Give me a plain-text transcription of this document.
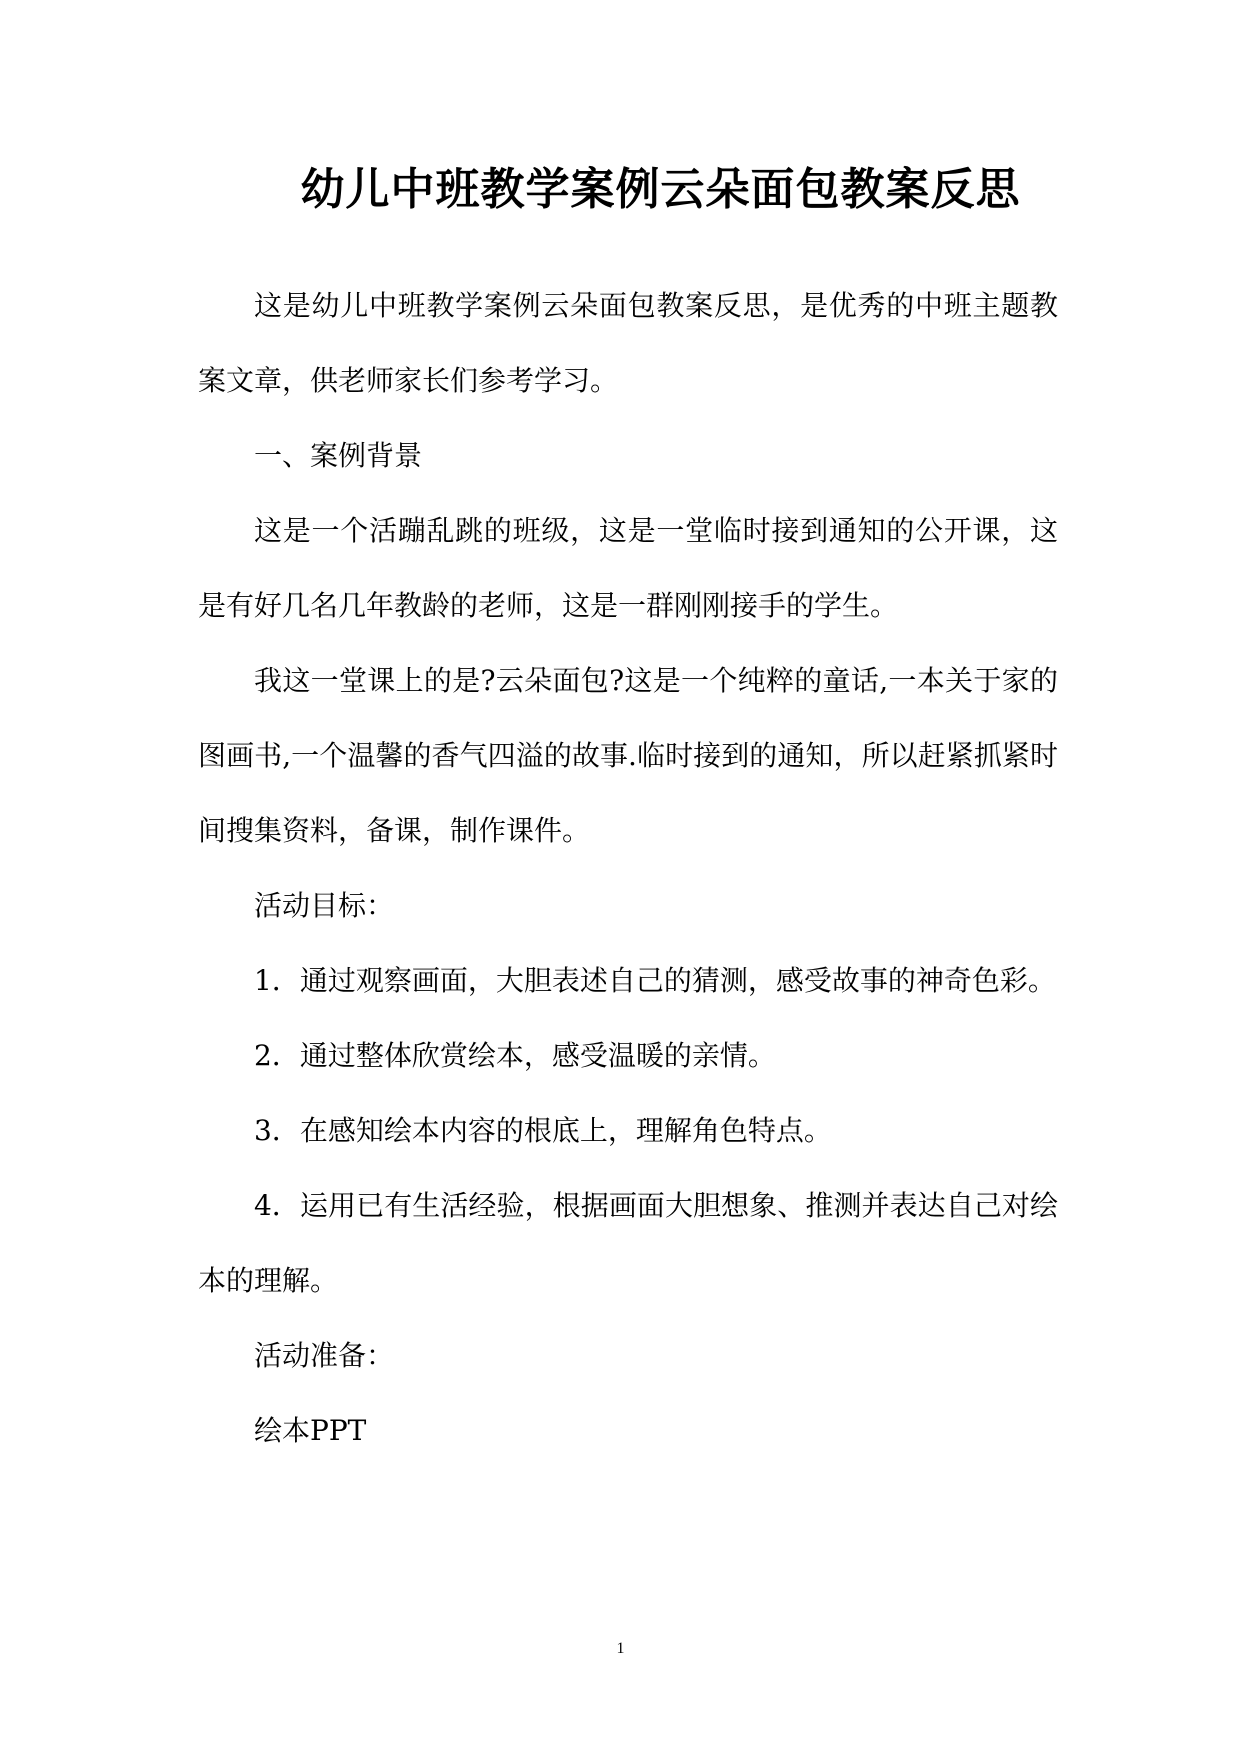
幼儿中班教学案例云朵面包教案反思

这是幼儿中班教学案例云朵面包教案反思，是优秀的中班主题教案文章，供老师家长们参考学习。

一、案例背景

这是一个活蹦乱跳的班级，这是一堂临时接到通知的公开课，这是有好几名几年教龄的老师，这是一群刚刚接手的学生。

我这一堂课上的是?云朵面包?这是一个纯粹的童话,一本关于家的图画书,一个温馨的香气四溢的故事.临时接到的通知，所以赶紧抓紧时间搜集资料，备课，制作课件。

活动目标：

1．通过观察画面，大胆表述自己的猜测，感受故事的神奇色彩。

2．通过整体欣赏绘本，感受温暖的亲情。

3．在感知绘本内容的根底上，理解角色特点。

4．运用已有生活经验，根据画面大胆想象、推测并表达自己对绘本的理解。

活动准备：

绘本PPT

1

------------------------------------

→ Request
Keep every word of the data as it is when you write it out, but drop the pictures.

→ Solution
Give me a plain-text transcription of this document.
幼儿中班教学案例云朵面包教案反思

这是幼儿中班教学案例云朵面包教案反思，是优秀的中班主题教案文章，供老师家长们参考学习。

一、案例背景

这是一个活蹦乱跳的班级，这是一堂临时接到通知的公开课，这是有好几名几年教龄的老师，这是一群刚刚接手的学生。

我这一堂课上的是?云朵面包?这是一个纯粹的童话,一本关于家的图画书,一个温馨的香气四溢的故事.临时接到的通知，所以赶紧抓紧时间搜集资料，备课，制作课件。

活动目标：

1．通过观察画面，大胆表述自己的猜测，感受故事的神奇色彩。

2．通过整体欣赏绘本，感受温暖的亲情。

3．在感知绘本内容的根底上，理解角色特点。

4．运用已有生活经验，根据画面大胆想象、推测并表达自己对绘本的理解。

活动准备：

绘本PPT

1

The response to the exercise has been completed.